Task objective
Scan the data. Collect each line that contains the word "this".

Data

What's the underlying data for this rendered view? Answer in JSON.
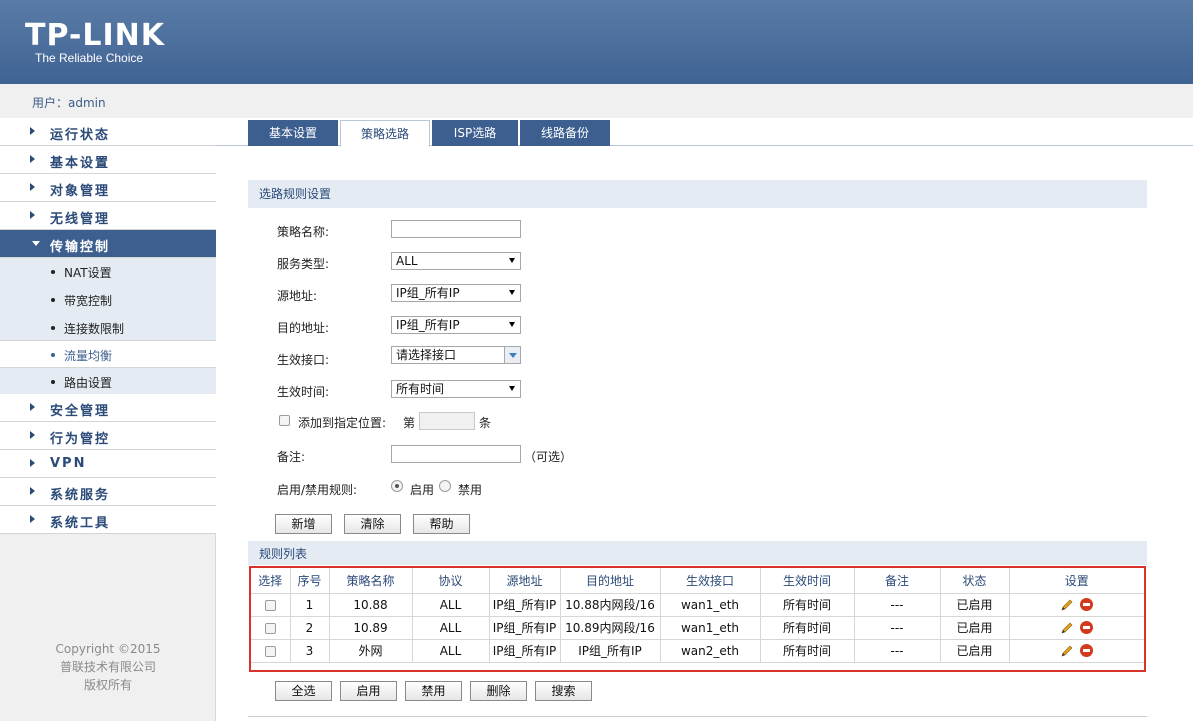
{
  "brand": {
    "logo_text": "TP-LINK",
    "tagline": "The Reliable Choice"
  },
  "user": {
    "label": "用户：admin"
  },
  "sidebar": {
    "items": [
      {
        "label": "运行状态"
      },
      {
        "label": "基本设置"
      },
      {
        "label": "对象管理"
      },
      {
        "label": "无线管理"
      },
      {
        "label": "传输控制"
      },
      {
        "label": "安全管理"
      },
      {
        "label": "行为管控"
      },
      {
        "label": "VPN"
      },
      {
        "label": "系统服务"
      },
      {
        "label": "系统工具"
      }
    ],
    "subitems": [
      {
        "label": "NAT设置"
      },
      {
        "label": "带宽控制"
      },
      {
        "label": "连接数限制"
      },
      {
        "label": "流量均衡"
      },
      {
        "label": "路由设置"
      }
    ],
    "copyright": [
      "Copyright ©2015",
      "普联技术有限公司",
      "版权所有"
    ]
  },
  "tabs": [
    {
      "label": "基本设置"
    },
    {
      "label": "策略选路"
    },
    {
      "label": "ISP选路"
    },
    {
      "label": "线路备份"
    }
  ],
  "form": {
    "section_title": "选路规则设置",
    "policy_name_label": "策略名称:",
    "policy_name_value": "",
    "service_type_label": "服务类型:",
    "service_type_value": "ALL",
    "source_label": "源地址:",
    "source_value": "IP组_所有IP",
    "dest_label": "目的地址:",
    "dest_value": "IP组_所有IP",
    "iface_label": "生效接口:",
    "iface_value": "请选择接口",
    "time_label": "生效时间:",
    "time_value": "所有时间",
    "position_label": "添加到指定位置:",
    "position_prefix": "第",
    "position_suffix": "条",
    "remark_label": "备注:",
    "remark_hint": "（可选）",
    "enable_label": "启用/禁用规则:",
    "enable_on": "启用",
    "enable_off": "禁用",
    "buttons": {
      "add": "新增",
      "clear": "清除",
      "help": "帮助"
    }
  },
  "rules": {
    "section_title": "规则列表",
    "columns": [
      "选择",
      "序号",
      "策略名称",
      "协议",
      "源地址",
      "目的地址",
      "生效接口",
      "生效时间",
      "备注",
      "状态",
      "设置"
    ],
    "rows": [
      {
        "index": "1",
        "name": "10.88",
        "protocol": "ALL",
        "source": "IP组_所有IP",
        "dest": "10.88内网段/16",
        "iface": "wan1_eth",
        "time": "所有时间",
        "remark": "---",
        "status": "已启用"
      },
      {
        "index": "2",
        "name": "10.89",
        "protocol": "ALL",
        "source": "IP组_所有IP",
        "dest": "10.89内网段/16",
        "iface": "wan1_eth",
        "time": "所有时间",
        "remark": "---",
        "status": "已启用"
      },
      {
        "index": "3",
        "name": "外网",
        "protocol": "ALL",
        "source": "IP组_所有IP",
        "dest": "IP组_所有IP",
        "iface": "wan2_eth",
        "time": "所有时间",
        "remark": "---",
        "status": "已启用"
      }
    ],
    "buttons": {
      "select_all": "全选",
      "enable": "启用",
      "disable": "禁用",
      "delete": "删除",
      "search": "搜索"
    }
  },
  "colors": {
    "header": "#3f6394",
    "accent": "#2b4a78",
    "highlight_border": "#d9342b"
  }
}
...
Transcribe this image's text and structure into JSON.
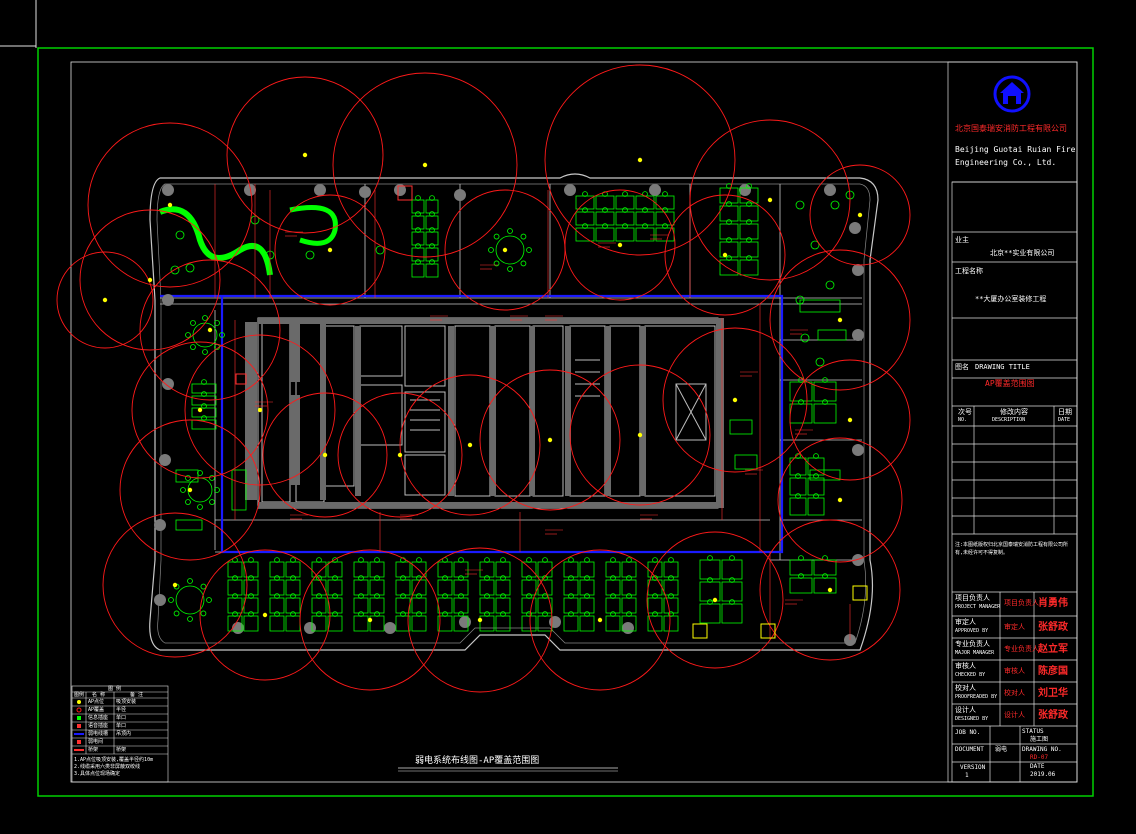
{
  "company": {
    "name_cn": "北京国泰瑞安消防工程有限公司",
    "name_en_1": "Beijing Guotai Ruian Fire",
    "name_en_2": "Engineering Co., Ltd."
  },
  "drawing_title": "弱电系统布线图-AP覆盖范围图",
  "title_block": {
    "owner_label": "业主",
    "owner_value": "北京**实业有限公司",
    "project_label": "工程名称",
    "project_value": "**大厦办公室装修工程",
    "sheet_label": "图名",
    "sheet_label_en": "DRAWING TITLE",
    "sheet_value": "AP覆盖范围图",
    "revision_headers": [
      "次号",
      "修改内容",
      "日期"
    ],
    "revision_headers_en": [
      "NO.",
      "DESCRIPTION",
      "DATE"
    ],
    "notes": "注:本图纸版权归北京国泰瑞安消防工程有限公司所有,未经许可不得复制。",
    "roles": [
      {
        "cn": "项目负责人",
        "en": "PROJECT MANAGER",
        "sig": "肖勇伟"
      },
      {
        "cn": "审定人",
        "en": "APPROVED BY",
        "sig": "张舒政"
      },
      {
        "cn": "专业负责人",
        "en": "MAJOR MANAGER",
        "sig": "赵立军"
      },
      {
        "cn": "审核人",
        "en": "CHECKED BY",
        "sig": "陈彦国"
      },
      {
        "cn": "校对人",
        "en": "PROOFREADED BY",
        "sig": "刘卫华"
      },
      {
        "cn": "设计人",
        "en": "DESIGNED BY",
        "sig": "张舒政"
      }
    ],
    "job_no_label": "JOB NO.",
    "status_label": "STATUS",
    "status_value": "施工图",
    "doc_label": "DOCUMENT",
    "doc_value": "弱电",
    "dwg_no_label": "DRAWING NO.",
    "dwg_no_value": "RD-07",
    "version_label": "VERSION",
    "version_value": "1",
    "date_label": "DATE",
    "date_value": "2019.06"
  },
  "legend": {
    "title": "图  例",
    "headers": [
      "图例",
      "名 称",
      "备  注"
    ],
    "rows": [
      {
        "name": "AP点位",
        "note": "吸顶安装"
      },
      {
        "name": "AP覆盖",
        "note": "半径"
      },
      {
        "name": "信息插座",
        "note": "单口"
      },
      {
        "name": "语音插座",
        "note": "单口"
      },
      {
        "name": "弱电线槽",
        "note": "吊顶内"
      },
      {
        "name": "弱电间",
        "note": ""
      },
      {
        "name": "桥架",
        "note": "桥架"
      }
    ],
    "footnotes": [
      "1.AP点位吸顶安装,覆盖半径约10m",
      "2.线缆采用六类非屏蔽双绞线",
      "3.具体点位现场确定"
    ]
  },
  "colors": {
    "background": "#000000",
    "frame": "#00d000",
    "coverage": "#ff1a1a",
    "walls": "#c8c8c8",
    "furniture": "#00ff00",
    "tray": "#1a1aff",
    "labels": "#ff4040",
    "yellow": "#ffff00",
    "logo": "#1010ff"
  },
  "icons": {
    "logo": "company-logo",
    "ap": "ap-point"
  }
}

Written response
What's the underlying data for this rendered view? Answer in JSON.
Transcribe this image's text and structure into JSON.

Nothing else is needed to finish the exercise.